**Given exercise**:
Your task is to repeat the entries word for word while leaving out the pictures.

**Dataset records**:
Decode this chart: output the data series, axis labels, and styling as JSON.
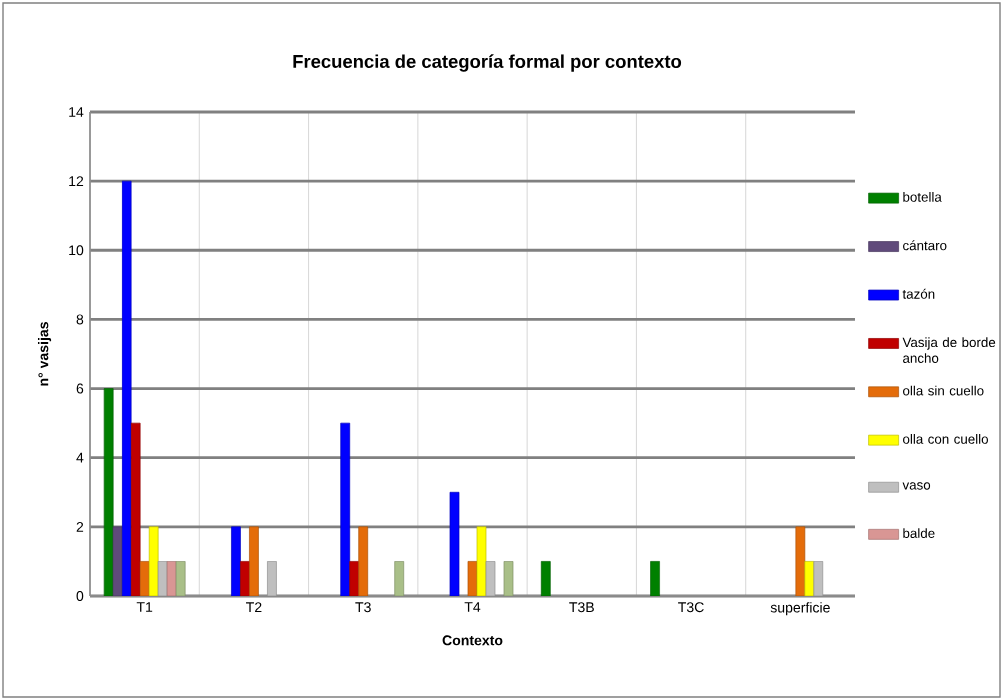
{
  "chart_data": {
    "type": "bar",
    "title": "Frecuencia de categoría formal por contexto",
    "xlabel": "Contexto",
    "ylabel": "n° vasijas",
    "categories": [
      "T1",
      "T2",
      "T3",
      "T4",
      "T3B",
      "T3C",
      "superficie"
    ],
    "series": [
      {
        "name": "botella",
        "color": "#008000",
        "values": [
          6,
          null,
          null,
          null,
          1,
          1,
          null
        ]
      },
      {
        "name": "cántaro",
        "color": "#604a7b",
        "values": [
          2,
          null,
          null,
          null,
          null,
          null,
          null
        ]
      },
      {
        "name": "tazón",
        "color": "#0000ff",
        "values": [
          12,
          2,
          5,
          3,
          null,
          null,
          null
        ]
      },
      {
        "name": "Vasija de borde ancho",
        "color": "#c00000",
        "values": [
          5,
          1,
          1,
          null,
          null,
          null,
          null
        ]
      },
      {
        "name": "olla sin cuello",
        "color": "#e46c0a",
        "values": [
          1,
          2,
          2,
          1,
          null,
          null,
          2
        ]
      },
      {
        "name": "olla con cuello",
        "color": "#ffff00",
        "values": [
          2,
          null,
          null,
          2,
          null,
          null,
          1
        ]
      },
      {
        "name": "vaso",
        "color": "#bfbfbf",
        "values": [
          1,
          1,
          null,
          1,
          null,
          null,
          1
        ]
      },
      {
        "name": "balde",
        "color": "#d99694",
        "values": [
          1,
          null,
          null,
          null,
          null,
          null,
          null
        ]
      },
      {
        "color": "#a9bf88",
        "values": [
          1,
          null,
          1,
          1,
          null,
          null,
          null
        ]
      }
    ],
    "ylim": [
      0,
      14
    ],
    "yticks": [
      0,
      2,
      4,
      6,
      8,
      10,
      12,
      14
    ],
    "grid": true,
    "legend": "right"
  }
}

**Answer to this exercise**:
Decode this chart: output the data series, axis labels, and styling as JSON.
{
  "chart_data": {
    "type": "bar",
    "title": "Frecuencia de categoría formal por contexto",
    "xlabel": "Contexto",
    "ylabel": "n° vasijas",
    "categories": [
      "T1",
      "T2",
      "T3",
      "T4",
      "T3B",
      "T3C",
      "superficie"
    ],
    "series": [
      {
        "name": "botella",
        "color": "#008000",
        "values": [
          6,
          null,
          null,
          null,
          1,
          1,
          null
        ]
      },
      {
        "name": "cántaro",
        "color": "#604a7b",
        "values": [
          2,
          null,
          null,
          null,
          null,
          null,
          null
        ]
      },
      {
        "name": "tazón",
        "color": "#0000ff",
        "values": [
          12,
          2,
          5,
          3,
          null,
          null,
          null
        ]
      },
      {
        "name": "Vasija de borde ancho",
        "color": "#c00000",
        "values": [
          5,
          1,
          1,
          null,
          null,
          null,
          null
        ]
      },
      {
        "name": "olla sin cuello",
        "color": "#e46c0a",
        "values": [
          1,
          2,
          2,
          1,
          null,
          null,
          2
        ]
      },
      {
        "name": "olla con cuello",
        "color": "#ffff00",
        "values": [
          2,
          null,
          null,
          2,
          null,
          null,
          1
        ]
      },
      {
        "name": "vaso",
        "color": "#bfbfbf",
        "values": [
          1,
          1,
          null,
          1,
          null,
          null,
          1
        ]
      },
      {
        "name": "balde",
        "color": "#d99694",
        "values": [
          1,
          null,
          null,
          null,
          null,
          null,
          null
        ]
      },
      {
        "color": "#a9bf88",
        "values": [
          1,
          null,
          1,
          1,
          null,
          null,
          null
        ]
      }
    ],
    "ylim": [
      0,
      14
    ],
    "yticks": [
      0,
      2,
      4,
      6,
      8,
      10,
      12,
      14
    ],
    "grid": true,
    "legend": "right"
  }
}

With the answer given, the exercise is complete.